* [Records for the exercise]
============================================================

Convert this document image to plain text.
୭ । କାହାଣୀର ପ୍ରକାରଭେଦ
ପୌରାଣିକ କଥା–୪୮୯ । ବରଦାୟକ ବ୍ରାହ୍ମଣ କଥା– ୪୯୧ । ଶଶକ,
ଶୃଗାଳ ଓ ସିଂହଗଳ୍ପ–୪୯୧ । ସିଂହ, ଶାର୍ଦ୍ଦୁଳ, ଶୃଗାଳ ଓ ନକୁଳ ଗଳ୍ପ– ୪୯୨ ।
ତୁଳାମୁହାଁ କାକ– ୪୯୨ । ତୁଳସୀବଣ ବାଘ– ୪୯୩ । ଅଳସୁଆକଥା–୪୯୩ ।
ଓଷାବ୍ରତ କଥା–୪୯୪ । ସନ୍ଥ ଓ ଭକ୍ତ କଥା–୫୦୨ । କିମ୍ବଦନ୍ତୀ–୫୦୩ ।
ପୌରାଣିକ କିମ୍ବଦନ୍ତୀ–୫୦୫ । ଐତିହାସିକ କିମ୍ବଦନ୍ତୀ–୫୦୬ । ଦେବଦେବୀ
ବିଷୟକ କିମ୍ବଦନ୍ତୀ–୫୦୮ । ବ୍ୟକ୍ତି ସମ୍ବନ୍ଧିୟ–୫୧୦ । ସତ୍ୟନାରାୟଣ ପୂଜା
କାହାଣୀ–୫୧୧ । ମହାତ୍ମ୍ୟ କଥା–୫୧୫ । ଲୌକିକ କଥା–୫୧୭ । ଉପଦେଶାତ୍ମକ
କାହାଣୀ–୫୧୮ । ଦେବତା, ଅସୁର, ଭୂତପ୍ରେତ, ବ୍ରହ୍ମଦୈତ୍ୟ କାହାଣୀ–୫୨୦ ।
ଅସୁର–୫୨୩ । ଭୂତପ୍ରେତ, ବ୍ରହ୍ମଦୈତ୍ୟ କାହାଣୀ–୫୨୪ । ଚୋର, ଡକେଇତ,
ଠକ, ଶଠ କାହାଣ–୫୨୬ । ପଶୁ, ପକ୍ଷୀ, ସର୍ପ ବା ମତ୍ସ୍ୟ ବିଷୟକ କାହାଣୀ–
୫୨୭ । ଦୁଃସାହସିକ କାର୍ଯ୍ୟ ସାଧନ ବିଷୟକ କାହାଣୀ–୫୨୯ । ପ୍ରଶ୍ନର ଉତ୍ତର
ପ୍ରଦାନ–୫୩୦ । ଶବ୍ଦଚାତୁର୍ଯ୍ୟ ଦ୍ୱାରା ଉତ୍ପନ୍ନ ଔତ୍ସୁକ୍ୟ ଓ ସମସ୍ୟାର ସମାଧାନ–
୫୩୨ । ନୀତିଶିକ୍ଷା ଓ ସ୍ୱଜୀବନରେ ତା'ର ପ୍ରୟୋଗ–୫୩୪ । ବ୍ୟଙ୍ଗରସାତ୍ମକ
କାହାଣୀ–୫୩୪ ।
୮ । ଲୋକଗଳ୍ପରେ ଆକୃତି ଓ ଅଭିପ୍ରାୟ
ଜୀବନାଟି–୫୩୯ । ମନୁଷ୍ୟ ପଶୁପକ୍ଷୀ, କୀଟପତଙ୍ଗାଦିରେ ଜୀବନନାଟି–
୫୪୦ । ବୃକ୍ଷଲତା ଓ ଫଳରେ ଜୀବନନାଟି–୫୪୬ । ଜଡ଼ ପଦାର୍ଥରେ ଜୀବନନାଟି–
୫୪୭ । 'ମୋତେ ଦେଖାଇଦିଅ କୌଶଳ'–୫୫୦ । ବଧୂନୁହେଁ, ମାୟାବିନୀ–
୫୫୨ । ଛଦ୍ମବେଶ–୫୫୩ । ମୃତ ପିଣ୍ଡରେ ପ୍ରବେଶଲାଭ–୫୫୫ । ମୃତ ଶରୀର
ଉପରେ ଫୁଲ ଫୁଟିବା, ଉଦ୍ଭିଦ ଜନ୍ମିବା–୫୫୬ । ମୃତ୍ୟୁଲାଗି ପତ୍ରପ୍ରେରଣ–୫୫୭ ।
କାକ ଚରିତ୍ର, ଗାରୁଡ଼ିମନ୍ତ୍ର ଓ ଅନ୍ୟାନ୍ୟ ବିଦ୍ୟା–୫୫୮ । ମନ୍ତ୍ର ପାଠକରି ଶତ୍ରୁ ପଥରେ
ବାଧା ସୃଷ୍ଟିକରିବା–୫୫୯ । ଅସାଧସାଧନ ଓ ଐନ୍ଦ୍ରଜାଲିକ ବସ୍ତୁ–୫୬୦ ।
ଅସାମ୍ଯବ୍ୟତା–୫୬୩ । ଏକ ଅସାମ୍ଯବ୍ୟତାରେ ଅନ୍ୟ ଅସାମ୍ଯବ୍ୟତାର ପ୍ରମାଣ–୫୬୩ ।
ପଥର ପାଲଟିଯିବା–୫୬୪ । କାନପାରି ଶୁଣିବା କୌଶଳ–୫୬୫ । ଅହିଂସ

============================================================

* [Task details] Please output every record, keeping each line exact.

* [Solution to the problem]
Convert this document image to plain text.
୭ । କାହାଣୀର ପ୍ରକାରଭେଦ
ପୌରାଣିକ କଥା–୪୮୯ । ବରଦାୟକ ବ୍ରାହ୍ମଣ କଥା– ୪୯୧ । ଶଶକ,
ଶୃଗାଳ ଓ ସିଂହଗଳ୍ପ–୪୯୧ । ସିଂହ, ଶାର୍ଦ୍ଦୁଳ, ଶୃଗାଳ ଓ ନକୁଳ ଗଳ୍ପ– ୪୯୨ ।
ତୁଳାମୁହାଁ କାକ– ୪୯୨ । ତୁଳସୀବଣ ବାଘ– ୪୯୩ । ଅଳସୁଆକଥା–୪୯୩ ।
ଓଷାବ୍ରତ କଥା–୪୯୪ । ସନ୍ଥ ଓ ଭକ୍ତ କଥା–୫୦୨ । କିମ୍ବଦନ୍ତୀ–୫୦୩ ।
ପୌରାଣିକ କିମ୍ବଦନ୍ତୀ–୫୦୫ । ଐତିହାସିକ କିମ୍ବଦନ୍ତୀ–୫୦୬ । ଦେବଦେବୀ
ବିଷୟକ କିମ୍ବଦନ୍ତୀ–୫୦୮ । ବ୍ୟକ୍ତି ସମ୍ବନ୍ଧିୟ–୫୧୦ । ସତ୍ୟନାରାୟଣ ପୂଜା
କାହାଣୀ–୫୧୧ । ମହାତ୍ମ୍ୟ କଥା–୫୧୫ । ଲୌକିକ କଥା–୫୧୭ । ଉପଦେଶାତ୍ମକ
କାହାଣୀ–୫୧୮ । ଦେବତା, ଅସୁର, ଭୂତପ୍ରେତ, ବ୍ରହ୍ମଦୈତ୍ୟ କାହାଣୀ–୫୨୦ ।
ଅସୁର–୫୨୩ । ଭୂତପ୍ରେତ, ବ୍ରହ୍ମଦୈତ୍ୟ କାହାଣୀ–୫୨୪ । ଚୋର, ଡକେଇତ,
ଠକ, ଶଠ କାହାଣ–୫୨୬ । ପଶୁ, ପକ୍ଷୀ, ସର୍ପ ବା ମତ୍ସ୍ୟ ବିଷୟକ କାହାଣୀ–
୫୨୭ । ଦୁଃସାହସିକ କାର୍ଯ୍ୟ ସାଧନ ବିଷୟକ କାହାଣୀ–୫୨୯ । ପ୍ରଶ୍ନର ଉତ୍ତର
ପ୍ରଦାନ–୫୩୦ । ଶବ୍ଦଚାତୁର୍ଯ୍ୟ ଦ୍ୱାରା ଉତ୍ପନ୍ନ ଔତ୍ସୁକ୍ୟ ଓ ସମସ୍ୟାର ସମାଧାନ–
୫୩୨ । ନୀତିଶିକ୍ଷା ଓ ସ୍ୱଜୀବନରେ ତା'ର ପ୍ରୟୋଗ–୫୩୪ । ବ୍ୟଙ୍ଗରସାତ୍ମକ
କାହାଣୀ–୫୩୪ ।
୮ । ଲୋକଗଳ୍ପରେ ଆକୃତି ଓ ଅଭିପ୍ରାୟ
ଜୀବନାଟି–୫୩୯ । ମନୁଷ୍ୟ ପଶୁପକ୍ଷୀ, କୀଟପତଙ୍ଗାଦିରେ ଜୀବନନାଟି–
୫୪୦ । ବୃକ୍ଷଲତା ଓ ଫଳରେ ଜୀବନନାଟି–୫୪୬ । ଜଡ଼ ପଦାର୍ଥରେ ଜୀବନନାଟି–
୫୪୭ । 'ମୋତେ ଦେଖାଇଦିଅ କୌଶଳ'–୫୫୦ । ବଧୂନୁହେଁ, ମାୟାବିନୀ–
୫୫୨ । ଛଦ୍ମବେଶ–୫୫୩ । ମୃତ ପିଣ୍ଡରେ ପ୍ରବେଶଲାଭ–୫୫୫ । ମୃତ ଶରୀର
ଉପରେ ଫୁଲ ଫୁଟିବା, ଉଦ୍ଭିଦ ଜନ୍ମିବା–୫୫୬ । ମୃତ୍ୟୁଲାଗି ପତ୍ରପ୍ରେରଣ–୫୫୭ ।
କାକ ଚରିତ୍ର, ଗାରୁଡ଼ିମନ୍ତ୍ର ଓ ଅନ୍ୟାନ୍ୟ ବିଦ୍ୟା–୫୫୮ । ମନ୍ତ୍ର ପାଠକରି ଶତ୍ରୁ ପଥରେ
ବାଧା ସୃଷ୍ଟିକରିବା–୫୫୯ । ଅସାଧସାଧନ ଓ ଐନ୍ଦ୍ରଜାଲିକ ବସ୍ତୁ–୫୬୦ ।
ଅସାମ୍ଯବ୍ୟତା–୫୬୩ । ଏକ ଅସାମ୍ଯବ୍ୟତାରେ ଅନ୍ୟ ଅସାମ୍ଯବ୍ୟତାର ପ୍ରମାଣ–୫୬୩ ।
ପଥର ପାଲଟିଯିବା–୫୬୪ । କାନପାରି ଶୁଣିବା କୌଶଳ–୫୬୫ । ଅହିଂସ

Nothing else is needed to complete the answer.